- **Requirement**
Count the lines in the material below that contain the string "ticks", treating uppercase and lowercase as distinct. Give only the number.

[Collected data entries]
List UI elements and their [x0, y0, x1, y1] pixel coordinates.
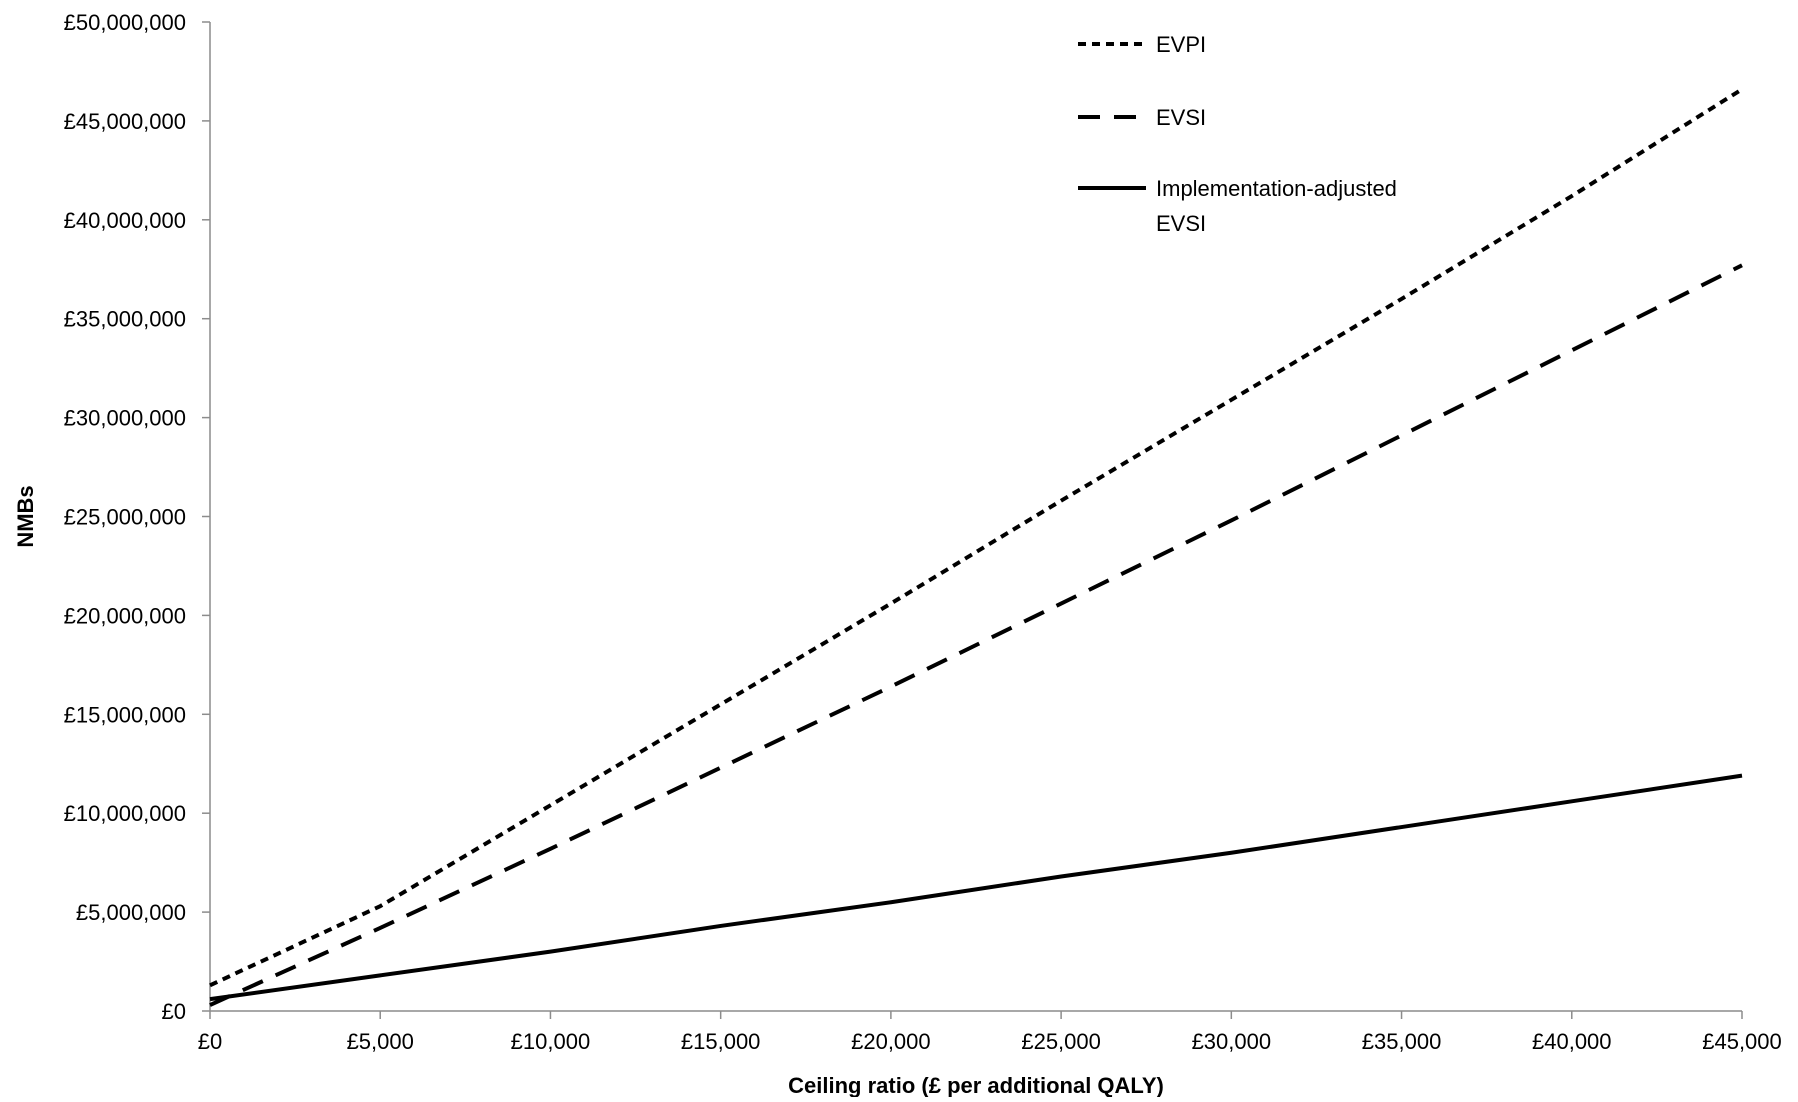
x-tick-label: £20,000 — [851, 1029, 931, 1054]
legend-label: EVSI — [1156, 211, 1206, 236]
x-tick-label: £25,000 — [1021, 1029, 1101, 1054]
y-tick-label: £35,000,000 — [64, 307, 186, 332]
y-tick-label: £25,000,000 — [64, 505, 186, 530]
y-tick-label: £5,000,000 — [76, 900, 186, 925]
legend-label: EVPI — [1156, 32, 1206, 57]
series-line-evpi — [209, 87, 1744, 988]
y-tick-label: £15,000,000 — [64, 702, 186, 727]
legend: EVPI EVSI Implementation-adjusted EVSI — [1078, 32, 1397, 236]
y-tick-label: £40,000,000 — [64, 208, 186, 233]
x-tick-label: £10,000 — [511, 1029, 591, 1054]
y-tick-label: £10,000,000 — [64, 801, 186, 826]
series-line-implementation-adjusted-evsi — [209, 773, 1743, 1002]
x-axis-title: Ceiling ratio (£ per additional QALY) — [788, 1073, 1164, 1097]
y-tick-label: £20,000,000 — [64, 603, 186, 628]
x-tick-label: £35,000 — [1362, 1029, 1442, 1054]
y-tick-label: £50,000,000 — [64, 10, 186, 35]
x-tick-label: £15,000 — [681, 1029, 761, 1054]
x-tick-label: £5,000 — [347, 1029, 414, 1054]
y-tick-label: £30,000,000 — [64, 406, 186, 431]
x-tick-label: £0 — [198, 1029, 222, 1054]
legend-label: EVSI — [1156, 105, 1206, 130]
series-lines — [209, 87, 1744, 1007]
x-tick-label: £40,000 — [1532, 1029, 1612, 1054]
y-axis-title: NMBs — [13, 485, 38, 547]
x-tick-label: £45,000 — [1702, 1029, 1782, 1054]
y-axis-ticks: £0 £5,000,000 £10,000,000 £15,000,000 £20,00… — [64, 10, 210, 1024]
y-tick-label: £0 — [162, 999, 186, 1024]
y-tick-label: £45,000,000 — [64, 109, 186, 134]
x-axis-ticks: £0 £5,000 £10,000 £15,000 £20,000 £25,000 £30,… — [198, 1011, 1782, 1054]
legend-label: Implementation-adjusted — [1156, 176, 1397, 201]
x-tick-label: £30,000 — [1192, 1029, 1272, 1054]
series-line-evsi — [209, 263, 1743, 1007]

- **Written reply**
2